Task details. Pick up the FSA misconduct notice below at its last sentence and keep writing it from there.

4.22. On 16 December 2008 you received a letter from private bank C requesting the return
of £20,000 to a consumer, Ms B, for allegedly mis-sold shares. David Mason emailed
your secretary on 18 December 2008 to say that Ms B "has been spokened to and is
apparently reversing the instruction today" (sic). A handwritten note was made on a
copy of that email by either you or your secretary indicating that the money would
remain in the account. There is no evidence that you took sufficient action to verify
whether the shares had in fact been mis-sold, although when Ms B telephoned you on
8 January 2009 for a progress update she expressed no further concern about mis-
selling.
4.23. You continued to operate the Eduvest sub-account and your secretary actively
pursued banks, on the instructions of David Mason, to ensure that payments had been
received into this account. You did not question the purpose of the payments that, on
behalf of David Mason, you instructed to be made out of this account and you signed
them off. For example, payments were paid out of the Eduvest sub-account to account
R. Even though you believed the payments to be proper business expenditure for
Eduvest, you did not have documentation, other than instructions from David Mason,
to know the reason for, or purpose of these transactions. Neither did you know in
whose name the recipient account was held, the beneficial owner of the recipient
account, nor the person authorised to give instructions regarding funds held in the
recipient account. A total of £75,000 was paid to R.
5.
ANALYSIS OF THE MISCONDUCT AND PROPOSED SANCTIONS
5.1.
The FSA has also considered whether you are a fit and proper person to perform any
significant influence functions in relation to regulated activities. In doing so, the FSA
has considered its regulatory objectives, the regulatory guidance and policy referred to
in the Annex. The FSA considers that your misconduct demonstrates that you acted
without sufficient due skill, care and diligence in breach of Principle 6 of APER.

Recorded information.
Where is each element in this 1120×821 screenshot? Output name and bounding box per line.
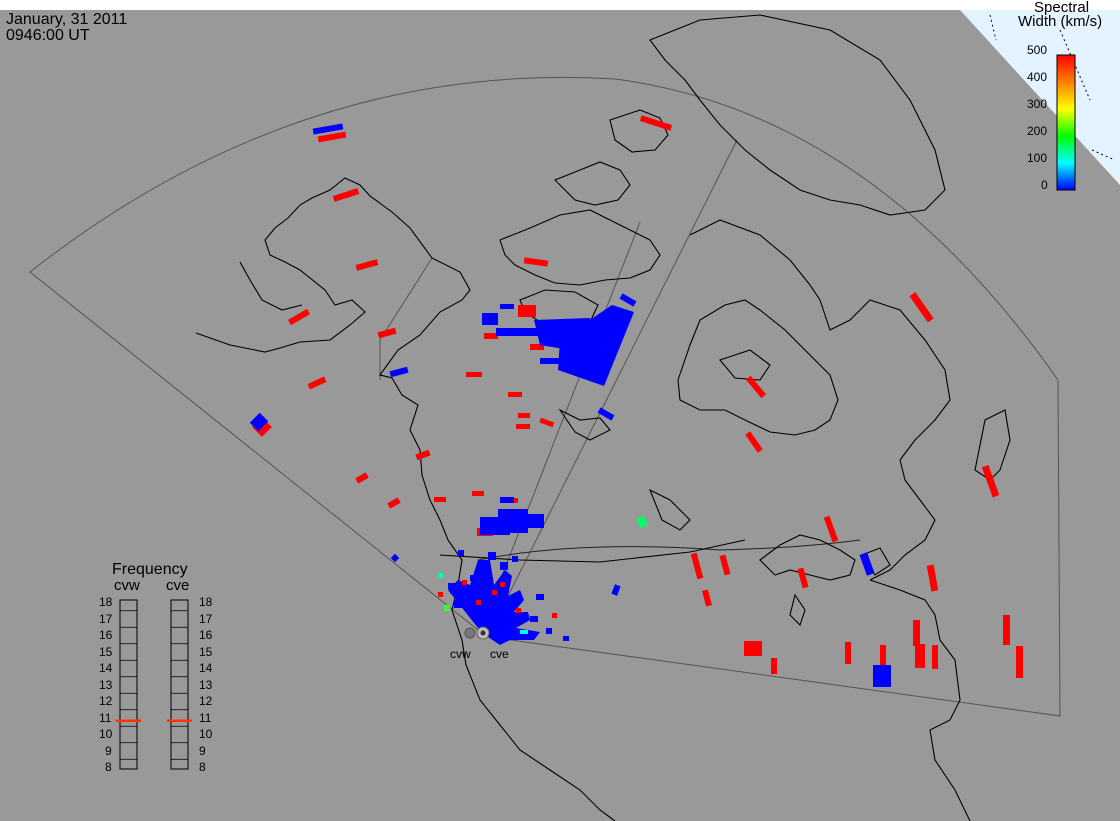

Right answer.
5.2.
In assessing your fitness and propriety for the purpose of determining whether you are
a fit and proper person, the FSA has had regard to the following:
(1)
By failing to act, in your capacity as a significant influence function holder at
Axiom, on information from investors and a colleague that raised concerns
about the conduct of David Mason and others regarding the sale of Eduvest
shares, and in failing to carry out adequate due diligence checks on David
Mason / Eduvest, your conduct demonstrates that you acted without due skill,
care and diligence in breach of Principle 6 of APER; and
(2)
Your actions in setting up a sub-account to your SS account, failing to undertake
appropriate money laundering checks, transferring monies from this account on
the instructions of David Mason, and the fact that you continued to carry out
these actions indicate that you failed to take reasonable steps to prevent these
activities which were in breach of the general prohibition. This raises additional
concerns about your fitness and propriety in terms of your competence and
capability to perform significant influence functions.
5.3.
The FSA has concluded that your conduct fell short of the minimum regulatory
standards in respect of the skill, care and diligence to be exercised by someone in your
position, and that you are not a fit and proper person to carry out any significant
influence functions in relation to any regulated activity carried on by any authorised
person, exempt person or exempt professional firm. This is due to the lack of skill,
care and diligence you displayed whilst performing significant influence functions at
Axiom during the relevant period.
6.
ANALYSIS OF THE SANCTIONS
Imposition of a financial penalty
6.1.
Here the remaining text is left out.